Problem |
Below are records to transcribe exactly, without their pictures.

Data records
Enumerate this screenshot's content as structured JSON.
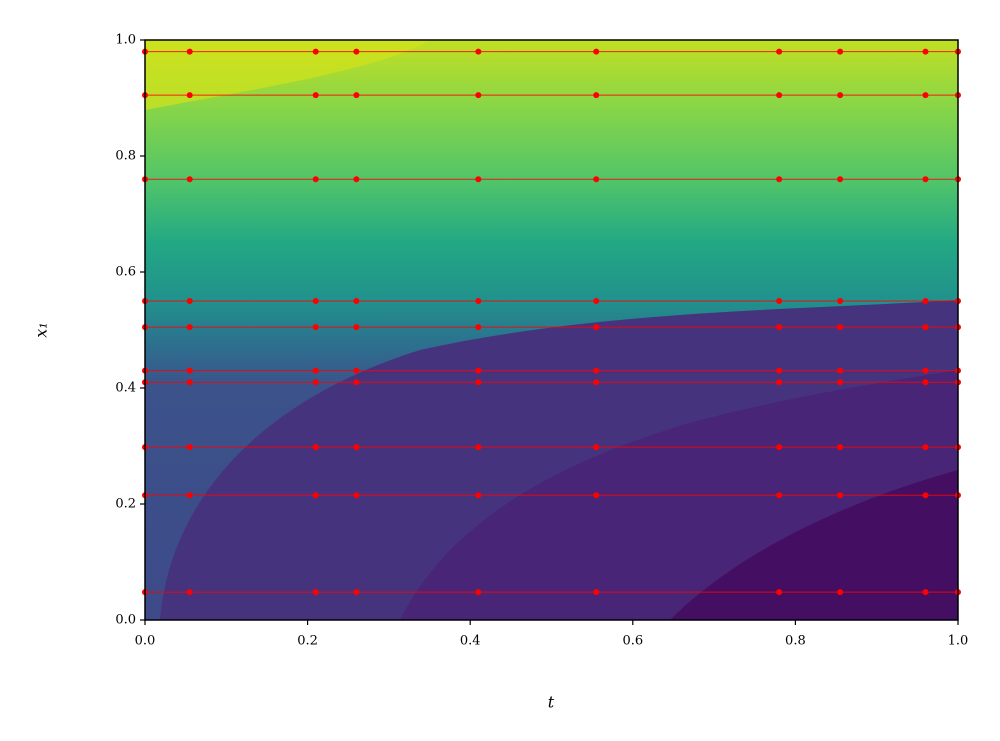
{
  "chart_data": {
    "type": "line",
    "xlabel": "t",
    "ylabel": "x₁",
    "xlim": [
      0,
      1
    ],
    "ylim": [
      0,
      1
    ],
    "xticks": [
      {
        "value": 0,
        "label": "0.0"
      },
      0.2,
      0.4,
      0.6,
      0.8,
      {
        "value": 1,
        "label": "1.0"
      }
    ],
    "yticks": [
      {
        "value": 0,
        "label": "0.0"
      },
      0.2,
      0.4,
      0.6,
      0.8,
      {
        "value": 1,
        "label": "1.0"
      }
    ],
    "x": [
      0,
      0.055,
      0.21,
      0.26,
      0.41,
      0.555,
      0.78,
      0.855,
      0.96,
      1.0
    ],
    "series": [
      {
        "color": "#ff0000",
        "values": [
          0.98,
          0.98,
          0.98,
          0.98,
          0.98,
          0.98,
          0.98,
          0.98,
          0.98,
          0.98
        ]
      },
      {
        "color": "#ff0000",
        "values": [
          0.905,
          0.905,
          0.905,
          0.905,
          0.905,
          0.905,
          0.905,
          0.905,
          0.905,
          0.905
        ]
      },
      {
        "color": "#ff0000",
        "values": [
          0.76,
          0.76,
          0.76,
          0.76,
          0.76,
          0.76,
          0.76,
          0.76,
          0.76,
          0.76
        ]
      },
      {
        "color": "#ff0000",
        "values": [
          0.55,
          0.55,
          0.55,
          0.55,
          0.55,
          0.55,
          0.55,
          0.55,
          0.55,
          0.55
        ]
      },
      {
        "color": "#ff0000",
        "values": [
          0.505,
          0.505,
          0.505,
          0.505,
          0.505,
          0.505,
          0.505,
          0.505,
          0.505,
          0.505
        ]
      },
      {
        "color": "#ff0000",
        "values": [
          0.43,
          0.43,
          0.43,
          0.43,
          0.43,
          0.43,
          0.43,
          0.43,
          0.43,
          0.43
        ]
      },
      {
        "color": "#ff0000",
        "values": [
          0.41,
          0.41,
          0.41,
          0.41,
          0.41,
          0.41,
          0.41,
          0.41,
          0.41,
          0.41
        ]
      },
      {
        "color": "#ff0000",
        "values": [
          0.298,
          0.298,
          0.298,
          0.298,
          0.298,
          0.298,
          0.298,
          0.298,
          0.298,
          0.298
        ]
      },
      {
        "color": "#ff0000",
        "values": [
          0.215,
          0.215,
          0.215,
          0.215,
          0.215,
          0.215,
          0.215,
          0.215,
          0.215,
          0.215
        ]
      },
      {
        "color": "#ff0000",
        "values": [
          0.048,
          0.048,
          0.048,
          0.048,
          0.048,
          0.048,
          0.048,
          0.048,
          0.048,
          0.048
        ]
      }
    ]
  }
}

Result |
Enumerate this screenshot's content as structured JSON.
{
  "chart_data": {
    "type": "line",
    "xlabel": "t",
    "ylabel": "x₁",
    "xlim": [
      0,
      1
    ],
    "ylim": [
      0,
      1
    ],
    "xticks": [
      {
        "value": 0,
        "label": "0.0"
      },
      0.2,
      0.4,
      0.6,
      0.8,
      {
        "value": 1,
        "label": "1.0"
      }
    ],
    "yticks": [
      {
        "value": 0,
        "label": "0.0"
      },
      0.2,
      0.4,
      0.6,
      0.8,
      {
        "value": 1,
        "label": "1.0"
      }
    ],
    "x": [
      0,
      0.055,
      0.21,
      0.26,
      0.41,
      0.555,
      0.78,
      0.855,
      0.96,
      1.0
    ],
    "series": [
      {
        "color": "#ff0000",
        "values": [
          0.98,
          0.98,
          0.98,
          0.98,
          0.98,
          0.98,
          0.98,
          0.98,
          0.98,
          0.98
        ]
      },
      {
        "color": "#ff0000",
        "values": [
          0.905,
          0.905,
          0.905,
          0.905,
          0.905,
          0.905,
          0.905,
          0.905,
          0.905,
          0.905
        ]
      },
      {
        "color": "#ff0000",
        "values": [
          0.76,
          0.76,
          0.76,
          0.76,
          0.76,
          0.76,
          0.76,
          0.76,
          0.76,
          0.76
        ]
      },
      {
        "color": "#ff0000",
        "values": [
          0.55,
          0.55,
          0.55,
          0.55,
          0.55,
          0.55,
          0.55,
          0.55,
          0.55,
          0.55
        ]
      },
      {
        "color": "#ff0000",
        "values": [
          0.505,
          0.505,
          0.505,
          0.505,
          0.505,
          0.505,
          0.505,
          0.505,
          0.505,
          0.505
        ]
      },
      {
        "color": "#ff0000",
        "values": [
          0.43,
          0.43,
          0.43,
          0.43,
          0.43,
          0.43,
          0.43,
          0.43,
          0.43,
          0.43
        ]
      },
      {
        "color": "#ff0000",
        "values": [
          0.41,
          0.41,
          0.41,
          0.41,
          0.41,
          0.41,
          0.41,
          0.41,
          0.41,
          0.41
        ]
      },
      {
        "color": "#ff0000",
        "values": [
          0.298,
          0.298,
          0.298,
          0.298,
          0.298,
          0.298,
          0.298,
          0.298,
          0.298,
          0.298
        ]
      },
      {
        "color": "#ff0000",
        "values": [
          0.215,
          0.215,
          0.215,
          0.215,
          0.215,
          0.215,
          0.215,
          0.215,
          0.215,
          0.215
        ]
      },
      {
        "color": "#ff0000",
        "values": [
          0.048,
          0.048,
          0.048,
          0.048,
          0.048,
          0.048,
          0.048,
          0.048,
          0.048,
          0.048
        ]
      }
    ]
  }
}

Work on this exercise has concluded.